- Passage provided:
[2025] EWHC 2294 (Ch)
Chancery Division of the High Court

[2025] EWHC 2294 (Ch)

Fecha: 10-Sep-2025

The s238 claim

The s238 claim

The Applicant’s s238 claim is premised on the Respondent being owed only £89,158.68 on his director’s loan account at the point at which the salary/loan swap arrangement was put in place. It is on that basis that, of the total payments of £101,000, the Applicant alleges that payments totalling £89,158.68 are preferences contrary to s239 and that payments totalling £11,840.32 are transactions at an undervalue contrary to s238.

The Applicant has, however, adduced no documentary evidence in support of its contention that the sum owed to the Respondent in respect of his director’s loan account at the point of entry into the salary/loan swap arrangement was £89,158.68. At paragraphs 27-28 of his first witness statement, Mr Kienlen states simply:

‘27 As at the date of the first payment on 25 April 2019 (during the period of the CVA) the Defendant was a creditor of the Company pursuant to his director’s loan account, with the Company being indebted to the Defendant in the sum of £89,159.68 (“the DLA Balance”).

28 The payments referred to in paragraph 25 above were caused by the Defendant instructing the Company to make the payments and which had the effect of repaying in full the amount due under his loan account. Furthermore, in receiving the Payments, and having discharged the DLA Balance in full, the Defendant was in receipt of £11,840.32 resulting in an overdrawn balance on his loan account’.

Mr Kienlen does not state the source of the figure of £89,159.68, which differs from the figure of £97,445 given in the statement of affairs dated 18 January 2019 prepared shortly prior to the Company’s entry into CVA.

Mr Arumugam argued that the Respondent did not ‘seriously challenge’ the £89,158.68 figure. I disagree. A fundamental premise of the Respondent’s defence all along has been that the Payments were loan repayments, received in place of salary. Moreover, by paragraph 61 of his first witness statement, the Respondent put the amount of the DLA Balance in issue. Whilst paragraph 61 expressly referred only to paragraph 28 of Mr Kienlen’s first witness statement, read in context it is clear that the Respondent was contesting both paragraphs 27 and 28. It read:

‘61 Paragraph 28 is denied. The loan had interest applied at the same rate the investors were paid. This was arranged by Mr Botting. In not having access to the One Legal server, the full details of the loan cannot be produced.’

Mr Kienlen went on to file two further witness statements after this point but failed to exhibit to either his second or third witness statements any documents to vouch or explain the lower figure of £89,159.68. He also failed to make reference to or acknowledge the contractual interest of 8% payable on the debt owed by the Company to the Respondent, which was formally recorded in the Company’s statutory accounts for the year ending 31 August 2017. In cross examination he later admitted that he was unaware that the loan carried interest at 8% per annum.

- Dataset:
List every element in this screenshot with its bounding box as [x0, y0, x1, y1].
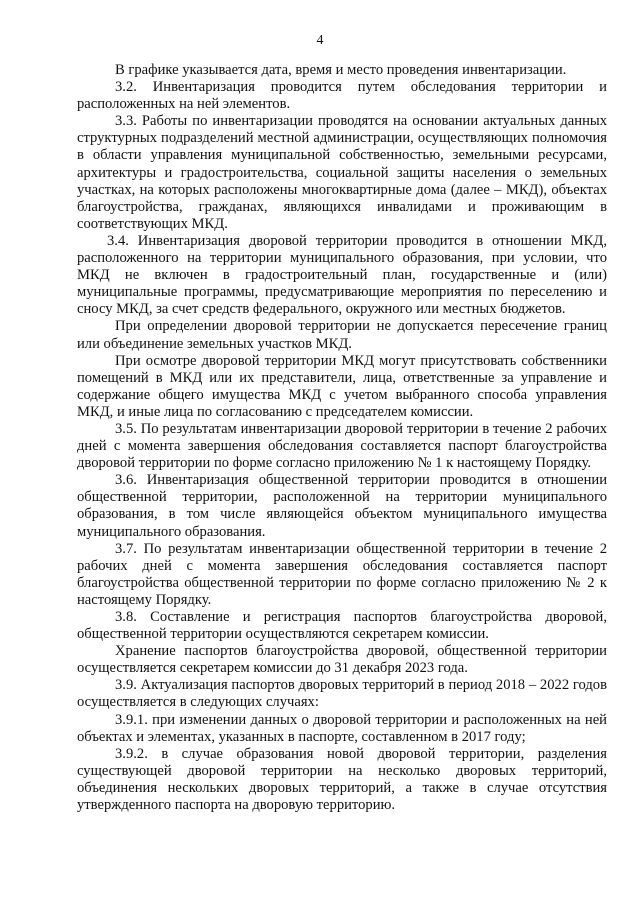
page-number: 4 [316, 33, 324, 48]
paragraph: 3.9.1. при изменении данных о дворовой территории и расположенных на ней объектах и элементах, указанных в паспорте, составленном в 2017 году; [77, 711, 607, 745]
paragraph: 3.2. Инвентаризация проводится путем обследования территории и расположенных на ней элементов. [77, 79, 607, 113]
paragraph: 3.5. По результатам инвентаризации дворовой территории в течение 2 рабочих дней с момента завершения обследования составляется паспорт благоустройства дворовой территории по форме согласно приложению № 1 к настоящему Порядку. [77, 420, 607, 472]
paragraph: При осмотре дворовой территории МКД могут присутствовать собственники помещений в МКД или их представители, лица, ответственные за управление и содержание общего имущества МКД с учетом выбранного способа управления МКД, и иные лица по согласованию с председателем комиссии. [77, 352, 607, 420]
paragraph: 3.9. Актуализация паспортов дворовых территорий в период 2018 – 2022 годов осуществляется в следующих случаях: [77, 677, 607, 711]
paragraph: В графике указывается дата, время и место проведения инвентаризации. [115, 62, 567, 78]
paragraph: 3.6. Инвентаризация общественной территории проводится в отношении общественной территории, расположенной на территории муниципального образования, в том числе являющейся объектом муниципального имущества муниципального образования. [77, 472, 607, 540]
paragraph: 3.3. Работы по инвентаризации проводятся на основании актуальных данных структурных подразделений местной администрации, осуществляющих полномочия в области управления муниципальной собственностью, земельными ресурсами, архитектуры и градостроительства, социальной защиты населения о земельных участках, на которых расположены многоквартирные дома (далее – МКД), объектах благоустройства, гражданах, являющихся инвалидами и проживающим в соответствующих МКД. [77, 113, 607, 232]
paragraph: При определении дворовой территории не допускается пересечение границ или объединение земельных участков МКД. [77, 318, 607, 352]
paragraph: 3.7. По результатам инвентаризации общественной территории в течение 2 рабочих дней с момента завершения обследования составляется паспорт благоустройства общественной территории по форме согласно приложению № 2 к настоящему Порядку. [77, 540, 607, 608]
paragraph: 3.8. Составление и регистрация паспортов благоустройства дворовой, общественной территории осуществляются секретарем комиссии. [77, 609, 607, 643]
paragraph: Хранение паспортов благоустройства дворовой, общественной территории осуществляется секретарем комиссии до 31 декабря 2023 года. [77, 643, 607, 677]
paragraph: 3.4. Инвентаризация дворовой территории проводится в отношении МКД, расположенного на территории муниципального образования, при условии, что МКД не включен в градостроительный план, государственные и (или) муниципальные программы, предусматривающие мероприятия по переселению и сносу МКД, за счет средств федерального, окружного или местных бюджетов. [77, 232, 607, 318]
document-body [77, 62, 607, 814]
paragraph: 3.9.2. в случае образования новой дворовой территории, разделения существующей дворовой территории на несколько дворовых территорий, объединения нескольких дворовых территорий, а также в случае отсутствия утвержденного паспорта на дворовую территорию. [77, 745, 607, 814]
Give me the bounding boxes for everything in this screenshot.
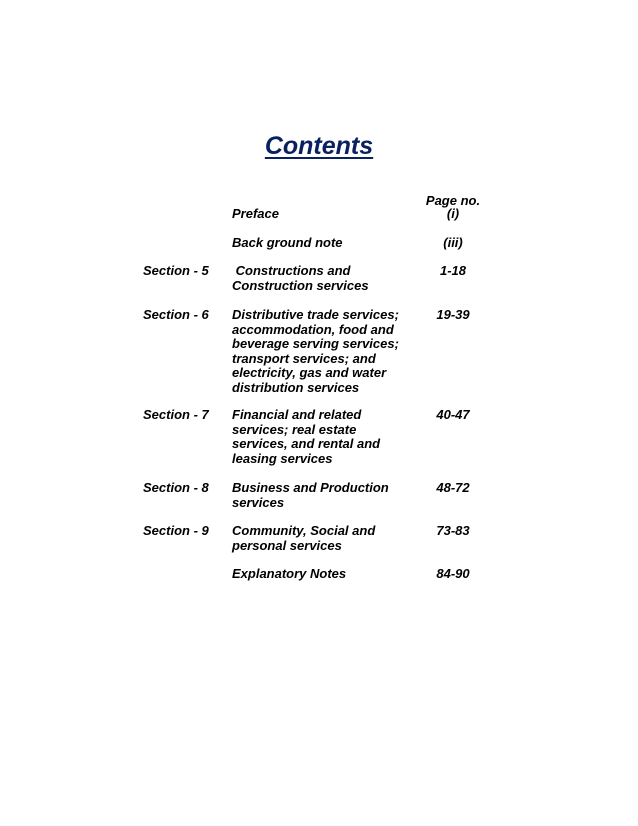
toc-section-label: Section - 6 [143,307,209,322]
toc-description: Financial and related services; real estate services, and rental and leasing services [232,407,381,466]
toc-page-range: 40-47 [436,407,470,422]
toc-description: Explanatory Notes [232,566,347,581]
toc-description: Back ground note [232,235,343,250]
page-no-header: Page no. [425,193,481,208]
toc-description: Preface [232,206,279,221]
toc-description: Business and Production services [232,480,389,510]
toc-page-range: 48-72 [436,480,470,495]
toc-page-range: 73-83 [436,523,470,538]
toc-description: Distributive trade services; accommodation, food and beverage serving services; transport services; and electricity, gas and water distribution services [232,307,399,395]
toc-description: Constructions and Construction services [232,263,369,293]
toc-page-range: (iii) [443,235,463,250]
toc-section-label: Section - 9 [143,523,209,538]
toc-page-range: 19-39 [436,307,470,322]
toc-page-range: (i) [446,206,460,221]
toc-section-label: Section - 5 [143,263,209,278]
toc-page-range: 1-18 [439,263,467,278]
toc-section-label: Section - 7 [143,407,209,422]
page-title: Contents [264,132,374,160]
toc-page-range: 84-90 [436,566,470,581]
toc-section-label: Section - 8 [143,480,209,495]
toc-description: Community, Social and personal services [232,523,376,553]
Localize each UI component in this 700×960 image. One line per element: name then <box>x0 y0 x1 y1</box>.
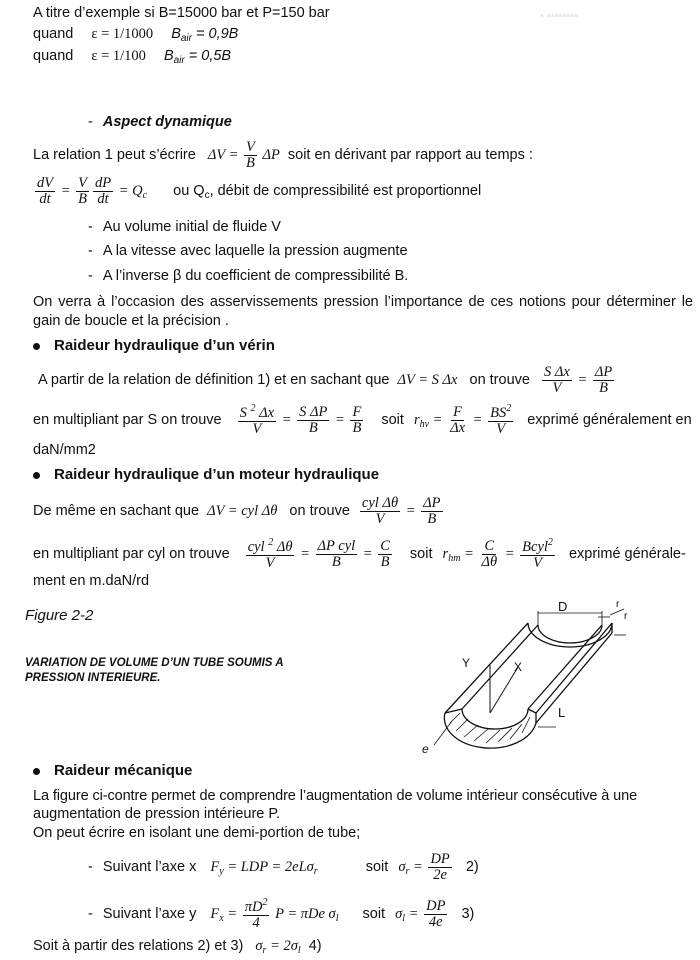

- To-do list:
a. Please update the listing lines from the one containing "page-number: 4 [316, 33, 324, 48]" through the one containing "paragraph: 3.5. По", inclusive, replacing "paragraph" with "text-block" and leaving everything else unchanged. Return only those lines.
b. Write the next part of the judgment on the s238 claim, beginning after its last sentence.

- Results for the exercise:
a.
page-number: 4 [316, 33, 324, 48]
text-block: 3.9.1. при изменении данных о дворовой территории и расположенных на ней объектах и элементах, указанных в паспорте, составленном в 2017 году; [77, 711, 607, 745]
text-block: 3.2. Инвентаризация проводится путем обследования территории и расположенных на ней элементов. [77, 79, 607, 113]
text-block: 3.5. По результатам инвентаризации дворовой территории в течение 2 рабочих дней с момента завершения обследования составляется паспорт благоустройства дворовой территории по форме согласно приложению № 1 к настоящему Порядку. [77, 420, 607, 472]

b.
Mr Arumugam argued that in cross examination the Respondent had not formally ‘put’ to Mr Kienlen that his director’s loan account stood at £97,445 (or that figure plus some interest) at the point of entry into the salary/loan swap arrangement. I accept that. The Respondent did however ask whether Mr Kienlen was aware that his director’s loan carried interest at 8% per annum, to which Mr Kienlen responded that he was not. He also asked whether the figure of £11,840.32 took account of that interest. to which Mr Kienlen had responded that he couldn’t say without checking. Mr Kienlen could not ‘check’ during the course of his oral testimony as he had adduced no documentary evidence on the issue. Further questions on the amount outstanding on the director’s loan account would have been pointless in context, without reference to the underlying documentation and workings, which had not been adduced in evidence. This was not the Respondent’s fault. It was on the Administrators’ watch that access to the Company server was terminated. Mr Kienlen had the hard copy books and records of the Company and had not produced them.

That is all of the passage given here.